**DIRECTION:**
Leave out the pictures and repeat the data exactly.

**RECORDS SUPPLIED:**
-*-*-

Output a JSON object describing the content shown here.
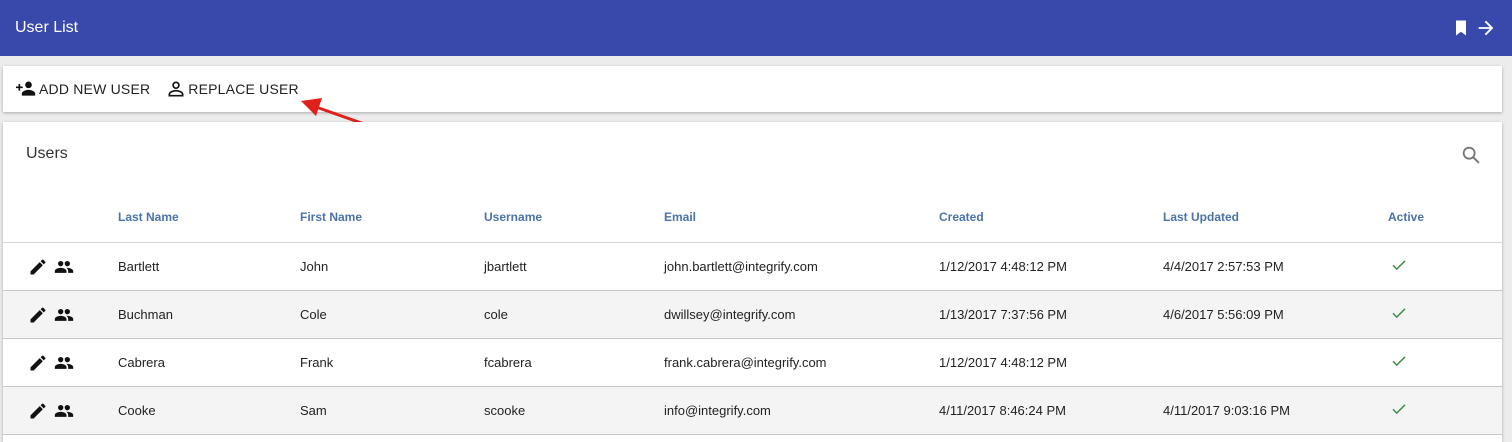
{
  "app": {
    "title": "User List"
  },
  "toolbar": {
    "add_label": "ADD NEW USER",
    "replace_label": "REPLACE USER"
  },
  "card": {
    "title": "Users"
  },
  "table": {
    "columns": [
      "Last Name",
      "First Name",
      "Username",
      "Email",
      "Created",
      "Last Updated",
      "Active"
    ],
    "rows": [
      {
        "last": "Bartlett",
        "first": "John",
        "username": "jbartlett",
        "email": "john.bartlett@integrify.com",
        "created": "1/12/2017 4:48:12 PM",
        "updated": "4/4/2017 2:57:53 PM",
        "active": true
      },
      {
        "last": "Buchman",
        "first": "Cole",
        "username": "cole",
        "email": "dwillsey@integrify.com",
        "created": "1/13/2017 7:37:56 PM",
        "updated": "4/6/2017 5:56:09 PM",
        "active": true
      },
      {
        "last": "Cabrera",
        "first": "Frank",
        "username": "fcabrera",
        "email": "frank.cabrera@integrify.com",
        "created": "1/12/2017 4:48:12 PM",
        "updated": "",
        "active": true
      },
      {
        "last": "Cooke",
        "first": "Sam",
        "username": "scooke",
        "email": "info@integrify.com",
        "created": "4/11/2017 8:46:24 PM",
        "updated": "4/11/2017 9:03:16 PM",
        "active": true
      }
    ]
  },
  "icons": {
    "appbar": [
      "bookmark-icon",
      "arrow-right-icon"
    ],
    "toolbar": [
      "person-add-icon",
      "person-outline-icon"
    ],
    "row": [
      "pencil-icon",
      "people-icon",
      "check-icon"
    ],
    "search": "search-icon"
  },
  "colors": {
    "appbar": "#3949ab",
    "header_text": "#4a73a8",
    "check": "#388e3c",
    "annotation_arrow": "#e0201b"
  }
}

-*-*-

**FULL OUTPUT:**
Output a JSON object describing the content shown here.
{
  "app": {
    "title": "User List"
  },
  "toolbar": {
    "add_label": "ADD NEW USER",
    "replace_label": "REPLACE USER"
  },
  "card": {
    "title": "Users"
  },
  "table": {
    "columns": [
      "Last Name",
      "First Name",
      "Username",
      "Email",
      "Created",
      "Last Updated",
      "Active"
    ],
    "rows": [
      {
        "last": "Bartlett",
        "first": "John",
        "username": "jbartlett",
        "email": "john.bartlett@integrify.com",
        "created": "1/12/2017 4:48:12 PM",
        "updated": "4/4/2017 2:57:53 PM",
        "active": true
      },
      {
        "last": "Buchman",
        "first": "Cole",
        "username": "cole",
        "email": "dwillsey@integrify.com",
        "created": "1/13/2017 7:37:56 PM",
        "updated": "4/6/2017 5:56:09 PM",
        "active": true
      },
      {
        "last": "Cabrera",
        "first": "Frank",
        "username": "fcabrera",
        "email": "frank.cabrera@integrify.com",
        "created": "1/12/2017 4:48:12 PM",
        "updated": "",
        "active": true
      },
      {
        "last": "Cooke",
        "first": "Sam",
        "username": "scooke",
        "email": "info@integrify.com",
        "created": "4/11/2017 8:46:24 PM",
        "updated": "4/11/2017 9:03:16 PM",
        "active": true
      }
    ]
  },
  "icons": {
    "appbar": [
      "bookmark-icon",
      "arrow-right-icon"
    ],
    "toolbar": [
      "person-add-icon",
      "person-outline-icon"
    ],
    "row": [
      "pencil-icon",
      "people-icon",
      "check-icon"
    ],
    "search": "search-icon"
  },
  "colors": {
    "appbar": "#3949ab",
    "header_text": "#4a73a8",
    "check": "#388e3c",
    "annotation_arrow": "#e0201b"
  }
}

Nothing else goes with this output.